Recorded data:
_____

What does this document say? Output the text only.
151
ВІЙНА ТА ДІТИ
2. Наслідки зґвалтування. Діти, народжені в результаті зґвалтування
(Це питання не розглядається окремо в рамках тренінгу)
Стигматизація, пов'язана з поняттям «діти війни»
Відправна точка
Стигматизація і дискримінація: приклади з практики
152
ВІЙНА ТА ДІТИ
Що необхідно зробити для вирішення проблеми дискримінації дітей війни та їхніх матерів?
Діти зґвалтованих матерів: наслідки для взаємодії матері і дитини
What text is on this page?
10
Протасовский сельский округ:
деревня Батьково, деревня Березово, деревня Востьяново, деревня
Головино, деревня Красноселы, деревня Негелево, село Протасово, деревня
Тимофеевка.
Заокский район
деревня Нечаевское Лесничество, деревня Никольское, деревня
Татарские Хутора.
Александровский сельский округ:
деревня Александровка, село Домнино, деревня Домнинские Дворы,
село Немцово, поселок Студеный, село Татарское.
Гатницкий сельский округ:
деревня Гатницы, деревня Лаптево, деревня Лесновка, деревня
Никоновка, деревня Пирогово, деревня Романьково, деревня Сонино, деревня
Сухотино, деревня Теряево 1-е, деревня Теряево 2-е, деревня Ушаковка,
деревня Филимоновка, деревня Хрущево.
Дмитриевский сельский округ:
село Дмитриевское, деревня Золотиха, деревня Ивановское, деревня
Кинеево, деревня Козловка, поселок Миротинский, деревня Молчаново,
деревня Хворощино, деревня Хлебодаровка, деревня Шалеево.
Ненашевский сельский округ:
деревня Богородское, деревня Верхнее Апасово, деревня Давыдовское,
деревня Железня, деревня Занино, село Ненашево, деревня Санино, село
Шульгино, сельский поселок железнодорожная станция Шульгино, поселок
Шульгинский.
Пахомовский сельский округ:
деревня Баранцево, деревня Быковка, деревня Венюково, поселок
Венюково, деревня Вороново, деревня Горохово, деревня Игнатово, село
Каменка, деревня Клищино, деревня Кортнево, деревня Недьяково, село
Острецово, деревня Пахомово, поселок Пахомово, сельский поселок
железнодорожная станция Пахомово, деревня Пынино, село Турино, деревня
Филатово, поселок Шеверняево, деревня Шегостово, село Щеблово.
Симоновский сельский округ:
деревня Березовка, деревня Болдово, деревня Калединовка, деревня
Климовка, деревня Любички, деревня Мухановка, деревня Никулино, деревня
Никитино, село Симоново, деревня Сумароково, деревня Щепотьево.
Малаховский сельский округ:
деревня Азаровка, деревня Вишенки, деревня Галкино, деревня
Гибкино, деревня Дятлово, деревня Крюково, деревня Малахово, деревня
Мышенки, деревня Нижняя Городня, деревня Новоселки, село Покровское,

_____

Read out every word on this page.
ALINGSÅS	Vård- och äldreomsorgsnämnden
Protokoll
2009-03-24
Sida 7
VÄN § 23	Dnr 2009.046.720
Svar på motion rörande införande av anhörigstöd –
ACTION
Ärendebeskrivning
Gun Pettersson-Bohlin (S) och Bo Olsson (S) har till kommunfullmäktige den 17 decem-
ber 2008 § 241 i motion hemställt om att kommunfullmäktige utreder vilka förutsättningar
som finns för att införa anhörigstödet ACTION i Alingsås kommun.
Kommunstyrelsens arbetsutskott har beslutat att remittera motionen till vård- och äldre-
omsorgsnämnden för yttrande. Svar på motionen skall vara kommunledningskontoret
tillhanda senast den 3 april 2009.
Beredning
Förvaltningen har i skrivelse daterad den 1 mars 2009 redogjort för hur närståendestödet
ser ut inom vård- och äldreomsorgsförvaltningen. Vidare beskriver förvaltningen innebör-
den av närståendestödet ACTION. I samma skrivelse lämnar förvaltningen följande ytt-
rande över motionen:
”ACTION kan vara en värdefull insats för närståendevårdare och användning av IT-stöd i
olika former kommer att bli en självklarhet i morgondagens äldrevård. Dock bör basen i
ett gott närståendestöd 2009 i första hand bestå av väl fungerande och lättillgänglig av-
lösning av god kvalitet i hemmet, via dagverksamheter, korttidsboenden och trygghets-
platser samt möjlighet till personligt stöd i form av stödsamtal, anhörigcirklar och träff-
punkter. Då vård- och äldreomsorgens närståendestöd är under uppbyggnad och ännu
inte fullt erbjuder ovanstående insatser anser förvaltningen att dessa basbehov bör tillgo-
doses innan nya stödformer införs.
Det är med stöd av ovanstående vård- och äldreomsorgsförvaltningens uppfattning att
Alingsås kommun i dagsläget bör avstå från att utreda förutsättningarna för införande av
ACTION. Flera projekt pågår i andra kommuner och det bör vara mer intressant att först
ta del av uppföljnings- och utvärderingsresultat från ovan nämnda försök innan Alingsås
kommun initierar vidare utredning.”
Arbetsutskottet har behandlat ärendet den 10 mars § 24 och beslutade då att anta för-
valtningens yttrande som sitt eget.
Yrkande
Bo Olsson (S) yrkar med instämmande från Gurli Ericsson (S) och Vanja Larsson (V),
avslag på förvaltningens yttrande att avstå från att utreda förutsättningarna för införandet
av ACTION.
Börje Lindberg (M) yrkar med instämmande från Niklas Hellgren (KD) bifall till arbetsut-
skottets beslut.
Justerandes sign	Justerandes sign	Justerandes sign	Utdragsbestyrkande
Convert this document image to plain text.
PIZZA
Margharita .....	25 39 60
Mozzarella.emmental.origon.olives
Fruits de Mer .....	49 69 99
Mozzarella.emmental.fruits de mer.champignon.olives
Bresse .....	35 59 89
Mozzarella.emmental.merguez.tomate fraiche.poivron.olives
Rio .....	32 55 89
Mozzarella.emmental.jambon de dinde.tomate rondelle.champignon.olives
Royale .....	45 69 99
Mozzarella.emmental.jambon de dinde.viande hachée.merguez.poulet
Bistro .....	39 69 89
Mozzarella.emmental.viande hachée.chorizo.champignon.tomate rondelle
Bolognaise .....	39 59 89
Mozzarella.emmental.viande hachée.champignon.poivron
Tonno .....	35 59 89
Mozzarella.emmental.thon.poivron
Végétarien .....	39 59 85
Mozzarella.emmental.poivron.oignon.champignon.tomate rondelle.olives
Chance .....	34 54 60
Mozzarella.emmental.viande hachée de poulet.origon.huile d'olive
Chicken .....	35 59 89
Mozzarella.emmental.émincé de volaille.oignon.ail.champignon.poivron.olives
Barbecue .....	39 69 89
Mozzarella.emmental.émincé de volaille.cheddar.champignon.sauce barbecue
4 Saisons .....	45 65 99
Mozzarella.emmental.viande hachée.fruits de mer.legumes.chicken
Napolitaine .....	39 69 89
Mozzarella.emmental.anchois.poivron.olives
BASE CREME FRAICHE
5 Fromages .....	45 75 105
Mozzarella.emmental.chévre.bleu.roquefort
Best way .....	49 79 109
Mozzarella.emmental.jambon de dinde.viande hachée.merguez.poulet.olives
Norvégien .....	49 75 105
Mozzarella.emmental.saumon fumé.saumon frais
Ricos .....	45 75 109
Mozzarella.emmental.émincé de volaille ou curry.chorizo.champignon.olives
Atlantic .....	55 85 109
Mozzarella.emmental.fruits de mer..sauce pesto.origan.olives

_____

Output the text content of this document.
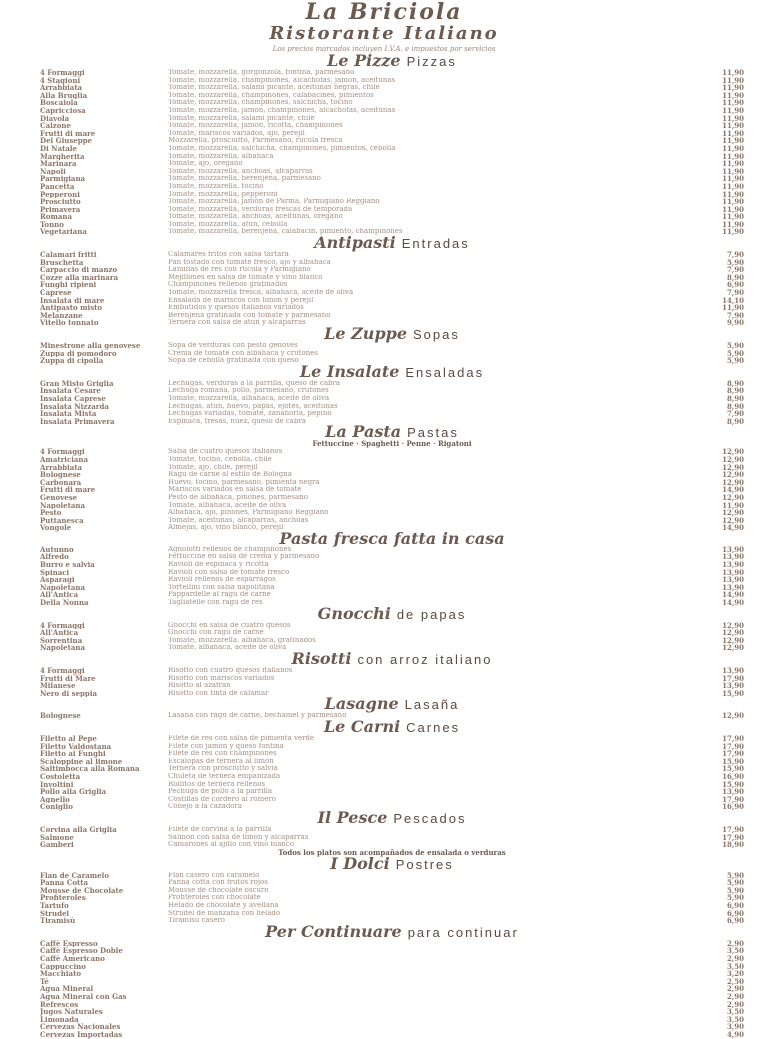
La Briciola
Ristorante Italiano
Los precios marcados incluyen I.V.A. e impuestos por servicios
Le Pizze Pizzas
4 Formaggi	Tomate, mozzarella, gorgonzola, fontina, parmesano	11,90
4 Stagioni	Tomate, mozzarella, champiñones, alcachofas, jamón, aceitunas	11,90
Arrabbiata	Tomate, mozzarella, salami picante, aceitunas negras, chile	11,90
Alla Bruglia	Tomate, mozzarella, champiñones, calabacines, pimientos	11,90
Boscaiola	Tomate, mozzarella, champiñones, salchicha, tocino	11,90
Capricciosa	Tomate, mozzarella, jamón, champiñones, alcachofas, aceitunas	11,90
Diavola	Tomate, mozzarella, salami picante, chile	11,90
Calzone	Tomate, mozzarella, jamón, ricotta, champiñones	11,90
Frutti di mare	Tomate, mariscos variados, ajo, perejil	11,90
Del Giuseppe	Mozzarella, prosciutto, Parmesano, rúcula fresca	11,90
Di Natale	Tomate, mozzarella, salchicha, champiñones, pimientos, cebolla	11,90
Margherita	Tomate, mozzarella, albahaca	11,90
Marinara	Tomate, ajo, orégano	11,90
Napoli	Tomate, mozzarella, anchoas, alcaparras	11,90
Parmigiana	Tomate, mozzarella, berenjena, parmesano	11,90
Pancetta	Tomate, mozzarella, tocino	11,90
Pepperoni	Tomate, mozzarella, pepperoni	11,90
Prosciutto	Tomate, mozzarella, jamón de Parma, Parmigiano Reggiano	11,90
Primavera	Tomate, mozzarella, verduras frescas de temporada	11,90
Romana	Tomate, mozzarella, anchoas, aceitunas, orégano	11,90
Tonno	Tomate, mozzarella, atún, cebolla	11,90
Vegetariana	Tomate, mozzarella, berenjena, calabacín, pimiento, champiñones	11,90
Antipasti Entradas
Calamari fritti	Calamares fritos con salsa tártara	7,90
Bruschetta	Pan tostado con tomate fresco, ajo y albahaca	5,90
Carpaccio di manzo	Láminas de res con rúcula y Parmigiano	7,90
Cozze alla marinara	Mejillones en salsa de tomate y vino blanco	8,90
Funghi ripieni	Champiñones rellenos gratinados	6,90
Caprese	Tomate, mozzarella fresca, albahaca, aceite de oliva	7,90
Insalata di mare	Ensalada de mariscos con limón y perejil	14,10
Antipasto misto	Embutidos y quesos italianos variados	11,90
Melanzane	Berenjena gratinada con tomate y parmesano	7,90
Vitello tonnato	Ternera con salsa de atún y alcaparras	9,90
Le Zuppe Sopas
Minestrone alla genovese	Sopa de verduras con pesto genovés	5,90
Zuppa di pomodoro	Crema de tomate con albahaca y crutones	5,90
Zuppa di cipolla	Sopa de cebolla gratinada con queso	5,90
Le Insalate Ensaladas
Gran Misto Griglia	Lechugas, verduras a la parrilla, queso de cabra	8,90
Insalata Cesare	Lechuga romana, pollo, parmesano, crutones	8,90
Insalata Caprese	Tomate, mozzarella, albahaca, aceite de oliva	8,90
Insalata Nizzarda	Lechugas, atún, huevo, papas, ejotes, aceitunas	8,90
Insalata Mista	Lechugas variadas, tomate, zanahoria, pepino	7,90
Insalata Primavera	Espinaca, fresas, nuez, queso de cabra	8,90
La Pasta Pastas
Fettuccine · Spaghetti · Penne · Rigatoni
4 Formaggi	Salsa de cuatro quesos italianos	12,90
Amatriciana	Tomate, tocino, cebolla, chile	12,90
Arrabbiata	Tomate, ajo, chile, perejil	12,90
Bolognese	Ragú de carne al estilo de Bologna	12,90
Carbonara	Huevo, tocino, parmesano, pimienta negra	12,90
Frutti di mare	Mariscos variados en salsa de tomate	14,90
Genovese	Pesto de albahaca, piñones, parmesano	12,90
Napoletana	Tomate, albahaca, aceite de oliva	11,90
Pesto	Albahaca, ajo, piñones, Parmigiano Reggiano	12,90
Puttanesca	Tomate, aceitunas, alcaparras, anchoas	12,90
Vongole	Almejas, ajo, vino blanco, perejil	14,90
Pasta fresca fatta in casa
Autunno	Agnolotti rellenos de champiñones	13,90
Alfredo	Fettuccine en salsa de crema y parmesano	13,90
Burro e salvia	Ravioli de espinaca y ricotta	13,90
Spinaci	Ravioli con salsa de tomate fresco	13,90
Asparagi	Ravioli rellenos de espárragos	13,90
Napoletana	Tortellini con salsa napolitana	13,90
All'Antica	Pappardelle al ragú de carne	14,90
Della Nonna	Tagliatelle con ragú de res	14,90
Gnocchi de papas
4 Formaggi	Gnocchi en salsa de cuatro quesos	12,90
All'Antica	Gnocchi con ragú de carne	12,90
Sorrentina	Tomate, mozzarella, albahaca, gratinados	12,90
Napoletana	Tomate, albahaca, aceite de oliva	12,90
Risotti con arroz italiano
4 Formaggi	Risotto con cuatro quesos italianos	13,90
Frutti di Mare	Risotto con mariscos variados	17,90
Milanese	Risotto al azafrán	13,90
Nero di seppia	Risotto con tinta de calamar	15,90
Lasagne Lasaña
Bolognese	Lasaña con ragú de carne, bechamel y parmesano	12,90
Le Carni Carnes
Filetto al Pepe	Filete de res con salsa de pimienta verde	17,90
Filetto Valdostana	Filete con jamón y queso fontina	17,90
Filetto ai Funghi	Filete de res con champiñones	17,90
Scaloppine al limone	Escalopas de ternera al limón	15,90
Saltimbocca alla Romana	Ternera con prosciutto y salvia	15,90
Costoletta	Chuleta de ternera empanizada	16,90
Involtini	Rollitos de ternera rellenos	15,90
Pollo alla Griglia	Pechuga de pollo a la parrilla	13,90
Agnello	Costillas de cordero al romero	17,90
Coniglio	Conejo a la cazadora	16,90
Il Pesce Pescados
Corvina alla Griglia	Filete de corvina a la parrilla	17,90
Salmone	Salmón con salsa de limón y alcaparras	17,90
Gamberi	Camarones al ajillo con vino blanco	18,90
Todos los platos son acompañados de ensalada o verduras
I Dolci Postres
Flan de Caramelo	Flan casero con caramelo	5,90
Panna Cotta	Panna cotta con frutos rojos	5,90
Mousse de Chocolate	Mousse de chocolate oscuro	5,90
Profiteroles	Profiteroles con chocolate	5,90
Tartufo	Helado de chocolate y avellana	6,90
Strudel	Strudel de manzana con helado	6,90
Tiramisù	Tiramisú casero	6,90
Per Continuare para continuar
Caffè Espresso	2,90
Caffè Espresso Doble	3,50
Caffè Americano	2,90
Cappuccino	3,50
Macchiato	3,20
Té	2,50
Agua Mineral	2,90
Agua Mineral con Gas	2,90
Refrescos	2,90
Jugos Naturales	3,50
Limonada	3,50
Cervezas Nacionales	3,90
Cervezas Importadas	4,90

_____

## Problem
Check each line of the records for the word "alcachofas", and show the lines that contain it.

## Task answer
4 Stagioni	Tomate, mozzarella, champiñones, alcachofas, jamón, aceitunas	11,90
Capricciosa	Tomate, mozzarella, jamón, champiñones, alcachofas, aceitunas	11,90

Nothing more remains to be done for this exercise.